## begin Supplied records
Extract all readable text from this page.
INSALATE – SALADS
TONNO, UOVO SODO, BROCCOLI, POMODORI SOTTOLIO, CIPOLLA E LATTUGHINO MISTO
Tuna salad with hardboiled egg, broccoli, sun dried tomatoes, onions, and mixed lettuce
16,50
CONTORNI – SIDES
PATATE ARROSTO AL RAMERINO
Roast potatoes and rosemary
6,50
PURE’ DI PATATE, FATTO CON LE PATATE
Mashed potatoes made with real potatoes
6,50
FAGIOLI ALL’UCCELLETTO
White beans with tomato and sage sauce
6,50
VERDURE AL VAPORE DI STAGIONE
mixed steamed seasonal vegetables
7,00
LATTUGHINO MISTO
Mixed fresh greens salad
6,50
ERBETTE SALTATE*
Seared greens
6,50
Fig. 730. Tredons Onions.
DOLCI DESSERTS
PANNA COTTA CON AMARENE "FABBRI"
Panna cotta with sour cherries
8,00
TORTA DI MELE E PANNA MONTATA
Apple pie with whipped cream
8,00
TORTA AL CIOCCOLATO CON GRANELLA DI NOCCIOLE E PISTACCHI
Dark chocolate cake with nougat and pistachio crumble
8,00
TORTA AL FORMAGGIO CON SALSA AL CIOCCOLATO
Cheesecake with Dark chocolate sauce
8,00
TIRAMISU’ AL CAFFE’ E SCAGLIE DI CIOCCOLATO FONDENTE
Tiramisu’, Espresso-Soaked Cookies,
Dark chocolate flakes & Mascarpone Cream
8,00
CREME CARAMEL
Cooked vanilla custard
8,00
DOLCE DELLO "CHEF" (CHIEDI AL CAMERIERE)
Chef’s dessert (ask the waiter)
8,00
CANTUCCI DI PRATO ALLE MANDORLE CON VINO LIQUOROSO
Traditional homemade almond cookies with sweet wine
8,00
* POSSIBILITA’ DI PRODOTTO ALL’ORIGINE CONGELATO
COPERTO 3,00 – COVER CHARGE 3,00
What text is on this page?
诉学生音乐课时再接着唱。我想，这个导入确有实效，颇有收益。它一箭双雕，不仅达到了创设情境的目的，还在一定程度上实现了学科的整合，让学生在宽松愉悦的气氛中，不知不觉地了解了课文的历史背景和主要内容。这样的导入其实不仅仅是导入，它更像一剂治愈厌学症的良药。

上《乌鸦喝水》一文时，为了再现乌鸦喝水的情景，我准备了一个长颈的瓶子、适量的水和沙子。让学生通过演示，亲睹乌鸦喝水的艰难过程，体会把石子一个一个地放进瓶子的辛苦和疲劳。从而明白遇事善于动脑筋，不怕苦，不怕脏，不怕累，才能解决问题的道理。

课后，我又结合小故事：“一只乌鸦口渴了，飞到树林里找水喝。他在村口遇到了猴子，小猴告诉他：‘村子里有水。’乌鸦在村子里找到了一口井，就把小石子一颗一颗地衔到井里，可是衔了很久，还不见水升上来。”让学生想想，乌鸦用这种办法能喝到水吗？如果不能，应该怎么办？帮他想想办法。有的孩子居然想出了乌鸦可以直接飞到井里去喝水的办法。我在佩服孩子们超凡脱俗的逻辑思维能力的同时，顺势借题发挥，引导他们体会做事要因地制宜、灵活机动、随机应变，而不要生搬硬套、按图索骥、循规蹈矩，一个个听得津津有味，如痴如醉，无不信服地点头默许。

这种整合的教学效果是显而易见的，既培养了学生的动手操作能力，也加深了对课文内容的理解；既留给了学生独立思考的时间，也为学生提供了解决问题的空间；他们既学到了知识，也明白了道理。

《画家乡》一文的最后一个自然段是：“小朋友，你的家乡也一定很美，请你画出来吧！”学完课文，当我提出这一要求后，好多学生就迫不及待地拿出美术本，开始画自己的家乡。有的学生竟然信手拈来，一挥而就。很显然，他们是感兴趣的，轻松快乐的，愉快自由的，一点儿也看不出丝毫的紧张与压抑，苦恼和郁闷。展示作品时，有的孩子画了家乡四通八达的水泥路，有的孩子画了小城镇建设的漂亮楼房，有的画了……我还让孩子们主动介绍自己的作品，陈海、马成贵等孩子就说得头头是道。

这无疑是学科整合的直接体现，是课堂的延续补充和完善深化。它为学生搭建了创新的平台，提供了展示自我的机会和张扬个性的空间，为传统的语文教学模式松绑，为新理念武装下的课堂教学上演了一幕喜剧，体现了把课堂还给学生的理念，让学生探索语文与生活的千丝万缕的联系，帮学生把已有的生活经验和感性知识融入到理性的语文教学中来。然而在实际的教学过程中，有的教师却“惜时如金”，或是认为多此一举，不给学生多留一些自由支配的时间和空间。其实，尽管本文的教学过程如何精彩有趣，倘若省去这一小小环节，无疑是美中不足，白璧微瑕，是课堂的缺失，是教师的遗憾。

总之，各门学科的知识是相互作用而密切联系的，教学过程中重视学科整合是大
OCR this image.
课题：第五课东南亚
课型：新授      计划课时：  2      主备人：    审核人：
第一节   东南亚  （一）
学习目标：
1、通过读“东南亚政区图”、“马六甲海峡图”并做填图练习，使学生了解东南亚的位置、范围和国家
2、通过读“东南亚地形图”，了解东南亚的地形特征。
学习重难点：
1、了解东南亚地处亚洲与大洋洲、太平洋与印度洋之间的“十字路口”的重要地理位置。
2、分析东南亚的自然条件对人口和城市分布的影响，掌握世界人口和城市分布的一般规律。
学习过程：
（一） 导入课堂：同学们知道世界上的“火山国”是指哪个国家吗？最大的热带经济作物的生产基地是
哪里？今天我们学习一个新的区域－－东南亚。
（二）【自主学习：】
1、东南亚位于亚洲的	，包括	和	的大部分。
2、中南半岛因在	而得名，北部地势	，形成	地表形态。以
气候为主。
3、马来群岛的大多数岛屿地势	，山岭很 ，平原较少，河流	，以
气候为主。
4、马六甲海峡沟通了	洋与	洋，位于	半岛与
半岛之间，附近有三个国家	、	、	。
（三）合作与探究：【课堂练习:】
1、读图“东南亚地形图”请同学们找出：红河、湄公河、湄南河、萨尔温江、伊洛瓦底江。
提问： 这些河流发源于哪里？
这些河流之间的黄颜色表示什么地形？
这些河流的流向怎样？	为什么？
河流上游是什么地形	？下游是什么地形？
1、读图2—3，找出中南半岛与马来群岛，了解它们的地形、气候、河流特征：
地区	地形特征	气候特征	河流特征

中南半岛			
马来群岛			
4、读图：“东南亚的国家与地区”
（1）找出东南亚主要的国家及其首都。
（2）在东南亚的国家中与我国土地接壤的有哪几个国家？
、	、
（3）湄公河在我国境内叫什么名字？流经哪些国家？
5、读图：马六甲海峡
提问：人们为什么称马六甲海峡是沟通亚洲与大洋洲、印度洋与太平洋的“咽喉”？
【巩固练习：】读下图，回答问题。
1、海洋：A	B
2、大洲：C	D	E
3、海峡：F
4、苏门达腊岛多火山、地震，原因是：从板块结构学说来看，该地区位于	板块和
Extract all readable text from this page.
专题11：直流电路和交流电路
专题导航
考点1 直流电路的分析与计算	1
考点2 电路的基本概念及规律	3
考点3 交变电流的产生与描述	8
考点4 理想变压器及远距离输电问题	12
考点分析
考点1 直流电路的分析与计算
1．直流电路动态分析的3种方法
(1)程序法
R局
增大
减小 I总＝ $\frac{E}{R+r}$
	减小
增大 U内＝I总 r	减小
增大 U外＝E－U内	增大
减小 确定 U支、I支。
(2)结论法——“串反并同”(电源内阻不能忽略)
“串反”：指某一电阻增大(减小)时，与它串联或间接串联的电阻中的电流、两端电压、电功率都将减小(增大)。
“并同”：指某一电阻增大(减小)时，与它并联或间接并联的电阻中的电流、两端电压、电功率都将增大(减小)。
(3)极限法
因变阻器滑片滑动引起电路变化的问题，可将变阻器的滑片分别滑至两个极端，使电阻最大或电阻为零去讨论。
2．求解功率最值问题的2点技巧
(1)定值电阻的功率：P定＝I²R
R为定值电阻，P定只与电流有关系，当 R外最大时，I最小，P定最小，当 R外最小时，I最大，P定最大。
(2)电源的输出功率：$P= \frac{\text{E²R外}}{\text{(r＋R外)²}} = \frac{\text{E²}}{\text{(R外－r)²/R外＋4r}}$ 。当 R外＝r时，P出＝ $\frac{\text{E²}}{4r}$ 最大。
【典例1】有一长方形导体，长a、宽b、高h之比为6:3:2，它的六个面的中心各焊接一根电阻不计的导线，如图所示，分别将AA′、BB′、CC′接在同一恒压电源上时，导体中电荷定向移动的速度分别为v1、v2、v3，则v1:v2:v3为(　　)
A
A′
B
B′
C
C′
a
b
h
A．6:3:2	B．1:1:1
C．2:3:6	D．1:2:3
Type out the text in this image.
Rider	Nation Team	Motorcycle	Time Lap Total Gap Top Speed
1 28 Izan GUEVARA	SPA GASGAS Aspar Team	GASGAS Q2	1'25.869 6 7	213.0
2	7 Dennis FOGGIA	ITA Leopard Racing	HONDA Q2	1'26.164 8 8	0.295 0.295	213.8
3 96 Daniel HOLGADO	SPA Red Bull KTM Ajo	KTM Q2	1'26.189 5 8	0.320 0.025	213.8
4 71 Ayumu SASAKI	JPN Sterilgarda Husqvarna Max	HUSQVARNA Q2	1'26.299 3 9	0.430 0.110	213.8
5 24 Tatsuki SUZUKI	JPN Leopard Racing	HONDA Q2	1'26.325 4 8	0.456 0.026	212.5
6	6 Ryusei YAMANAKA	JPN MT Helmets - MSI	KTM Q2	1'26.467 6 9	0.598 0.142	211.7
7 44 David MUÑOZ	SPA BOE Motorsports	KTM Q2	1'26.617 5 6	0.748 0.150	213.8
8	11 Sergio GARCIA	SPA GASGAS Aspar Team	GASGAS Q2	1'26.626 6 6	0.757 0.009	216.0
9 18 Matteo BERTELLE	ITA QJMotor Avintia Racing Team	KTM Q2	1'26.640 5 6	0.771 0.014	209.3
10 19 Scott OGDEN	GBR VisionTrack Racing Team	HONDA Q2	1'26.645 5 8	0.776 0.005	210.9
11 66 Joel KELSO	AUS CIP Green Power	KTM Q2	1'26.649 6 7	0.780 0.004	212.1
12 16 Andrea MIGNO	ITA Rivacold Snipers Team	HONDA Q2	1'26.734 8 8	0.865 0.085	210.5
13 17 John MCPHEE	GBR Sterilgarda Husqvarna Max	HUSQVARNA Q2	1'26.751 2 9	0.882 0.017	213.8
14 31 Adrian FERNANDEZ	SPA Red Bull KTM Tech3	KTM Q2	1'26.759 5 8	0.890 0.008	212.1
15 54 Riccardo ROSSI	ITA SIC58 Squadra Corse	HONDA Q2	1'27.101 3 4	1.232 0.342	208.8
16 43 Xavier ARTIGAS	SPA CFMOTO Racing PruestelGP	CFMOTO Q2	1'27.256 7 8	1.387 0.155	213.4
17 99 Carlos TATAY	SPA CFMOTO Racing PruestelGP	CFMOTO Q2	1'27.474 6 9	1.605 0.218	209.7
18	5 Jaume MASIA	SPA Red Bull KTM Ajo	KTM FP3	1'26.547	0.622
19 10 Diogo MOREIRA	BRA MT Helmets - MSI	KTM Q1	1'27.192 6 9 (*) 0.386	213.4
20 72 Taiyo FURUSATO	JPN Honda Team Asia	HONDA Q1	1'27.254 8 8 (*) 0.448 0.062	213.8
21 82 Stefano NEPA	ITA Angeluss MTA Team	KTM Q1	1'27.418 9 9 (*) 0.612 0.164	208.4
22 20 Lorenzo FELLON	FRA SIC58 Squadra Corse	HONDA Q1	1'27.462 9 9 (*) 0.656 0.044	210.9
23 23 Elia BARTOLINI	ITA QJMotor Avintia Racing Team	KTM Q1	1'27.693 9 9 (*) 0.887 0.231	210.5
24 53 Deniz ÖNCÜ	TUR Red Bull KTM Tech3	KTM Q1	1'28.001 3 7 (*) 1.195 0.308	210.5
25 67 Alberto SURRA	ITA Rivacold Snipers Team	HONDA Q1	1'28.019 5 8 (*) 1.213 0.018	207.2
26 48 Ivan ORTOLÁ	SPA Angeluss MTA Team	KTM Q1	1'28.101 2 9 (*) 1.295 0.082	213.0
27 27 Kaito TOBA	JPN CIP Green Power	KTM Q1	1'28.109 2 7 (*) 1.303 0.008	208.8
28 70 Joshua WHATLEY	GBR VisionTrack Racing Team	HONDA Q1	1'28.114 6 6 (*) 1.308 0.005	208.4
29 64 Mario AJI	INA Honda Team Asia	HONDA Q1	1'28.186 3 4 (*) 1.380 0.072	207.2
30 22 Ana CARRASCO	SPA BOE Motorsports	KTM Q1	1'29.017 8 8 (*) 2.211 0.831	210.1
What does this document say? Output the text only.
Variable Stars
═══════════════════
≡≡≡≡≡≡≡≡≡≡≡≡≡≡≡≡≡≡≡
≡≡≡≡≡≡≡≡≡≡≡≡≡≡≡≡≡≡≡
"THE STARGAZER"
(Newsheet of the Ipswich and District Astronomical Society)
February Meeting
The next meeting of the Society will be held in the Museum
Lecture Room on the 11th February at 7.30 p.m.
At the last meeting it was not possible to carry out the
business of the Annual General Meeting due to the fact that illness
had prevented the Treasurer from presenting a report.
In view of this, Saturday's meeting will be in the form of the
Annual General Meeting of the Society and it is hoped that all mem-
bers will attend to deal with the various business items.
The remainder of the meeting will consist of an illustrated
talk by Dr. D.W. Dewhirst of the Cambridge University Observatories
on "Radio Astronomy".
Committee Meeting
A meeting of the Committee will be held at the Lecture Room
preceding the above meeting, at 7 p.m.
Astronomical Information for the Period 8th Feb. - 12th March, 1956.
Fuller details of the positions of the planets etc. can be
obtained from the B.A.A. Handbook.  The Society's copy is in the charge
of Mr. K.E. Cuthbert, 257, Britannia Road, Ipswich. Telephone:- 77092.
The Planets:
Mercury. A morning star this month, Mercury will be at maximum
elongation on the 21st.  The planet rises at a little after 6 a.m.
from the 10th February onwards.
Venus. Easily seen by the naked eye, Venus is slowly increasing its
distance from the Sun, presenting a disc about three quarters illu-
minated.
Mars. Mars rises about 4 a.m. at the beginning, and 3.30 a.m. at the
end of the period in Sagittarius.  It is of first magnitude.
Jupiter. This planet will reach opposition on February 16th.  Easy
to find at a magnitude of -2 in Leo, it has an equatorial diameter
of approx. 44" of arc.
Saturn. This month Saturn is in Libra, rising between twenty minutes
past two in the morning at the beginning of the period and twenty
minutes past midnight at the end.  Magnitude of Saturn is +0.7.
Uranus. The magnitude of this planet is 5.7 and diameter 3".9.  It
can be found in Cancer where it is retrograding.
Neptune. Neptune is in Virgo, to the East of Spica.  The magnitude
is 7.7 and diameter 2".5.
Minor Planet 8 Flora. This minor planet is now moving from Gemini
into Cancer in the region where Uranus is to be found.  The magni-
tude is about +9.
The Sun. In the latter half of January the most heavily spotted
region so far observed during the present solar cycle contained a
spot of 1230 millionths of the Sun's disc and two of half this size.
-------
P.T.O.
## end Supplied records
- _Challenge_
Only lines that contain the word "held" are wanted; copy each of them.

- _Solution for this task_
The next meeting of the Society will be held in the Museum
A meeting of the Committee will be held at the Lecture Room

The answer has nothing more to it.